# Directions for this task:
Every line with the string "name" should be gathered.
..............................
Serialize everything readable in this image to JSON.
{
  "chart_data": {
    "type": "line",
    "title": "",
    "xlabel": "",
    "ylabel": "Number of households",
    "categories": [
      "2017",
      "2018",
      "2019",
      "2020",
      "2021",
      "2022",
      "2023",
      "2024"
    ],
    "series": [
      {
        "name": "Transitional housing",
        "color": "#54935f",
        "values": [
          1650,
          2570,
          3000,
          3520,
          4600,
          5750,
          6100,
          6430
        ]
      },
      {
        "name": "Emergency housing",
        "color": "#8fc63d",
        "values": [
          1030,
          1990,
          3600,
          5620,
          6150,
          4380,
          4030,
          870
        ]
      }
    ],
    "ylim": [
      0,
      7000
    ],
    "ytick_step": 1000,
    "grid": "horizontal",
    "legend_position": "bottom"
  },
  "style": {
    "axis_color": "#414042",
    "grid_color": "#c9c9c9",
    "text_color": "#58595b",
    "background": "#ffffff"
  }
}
..............................
# Finished exercise:
        "name": "Transitional housing",
        "name": "Emergency housing",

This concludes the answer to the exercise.